WHAT IS ASKED> Each entry in the listing below should be restated word for word.

SOURCE MATERIAL>
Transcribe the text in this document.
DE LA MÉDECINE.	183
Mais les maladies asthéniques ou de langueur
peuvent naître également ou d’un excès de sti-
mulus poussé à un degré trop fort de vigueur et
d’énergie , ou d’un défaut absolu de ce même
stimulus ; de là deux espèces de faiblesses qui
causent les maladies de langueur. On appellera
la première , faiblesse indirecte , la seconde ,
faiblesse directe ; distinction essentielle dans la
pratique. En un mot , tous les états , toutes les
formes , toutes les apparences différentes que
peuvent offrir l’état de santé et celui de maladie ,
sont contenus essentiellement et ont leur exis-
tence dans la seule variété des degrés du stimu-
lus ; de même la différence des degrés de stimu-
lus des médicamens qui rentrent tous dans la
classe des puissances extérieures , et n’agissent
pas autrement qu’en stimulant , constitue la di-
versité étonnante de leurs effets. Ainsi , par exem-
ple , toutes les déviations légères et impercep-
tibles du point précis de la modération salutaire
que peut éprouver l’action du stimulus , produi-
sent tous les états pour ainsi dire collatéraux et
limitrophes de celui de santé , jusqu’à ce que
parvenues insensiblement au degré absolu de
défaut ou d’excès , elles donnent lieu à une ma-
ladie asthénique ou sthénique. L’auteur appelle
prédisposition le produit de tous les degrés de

TASK OUTPUT>
Transcribe the text in this document.
DE LA MÉDECINE.	183
Mais les maladies asthéniques ou de langueur
peuvent naître également ou d’un excès de sti-
mulus poussé à un degré trop fort de vigueur et
d’énergie , ou d’un défaut absolu de ce même
stimulus ; de là deux espèces de faiblesses qui
causent les maladies de langueur. On appellera
la première , faiblesse indirecte , la seconde ,
faiblesse directe ; distinction essentielle dans la
pratique. En un mot , tous les états , toutes les
formes , toutes les apparences différentes que
peuvent offrir l’état de santé et celui de maladie ,
sont contenus essentiellement et ont leur exis-
tence dans la seule variété des degrés du stimu-
lus ; de même la différence des degrés de stimu-
lus des médicamens qui rentrent tous dans la
classe des puissances extérieures , et n’agissent
pas autrement qu’en stimulant , constitue la di-
versité étonnante de leurs effets. Ainsi , par exem-
ple , toutes les déviations légères et impercep-
tibles du point précis de la modération salutaire
que peut éprouver l’action du stimulus , produi-
sent tous les états pour ainsi dire collatéraux et
limitrophes de celui de santé , jusqu’à ce que
parvenues insensiblement au degré absolu de
défaut ou d’excès , elles donnent lieu à une ma-
ladie asthénique ou sthénique. L’auteur appelle
prédisposition le produit de tous les degrés de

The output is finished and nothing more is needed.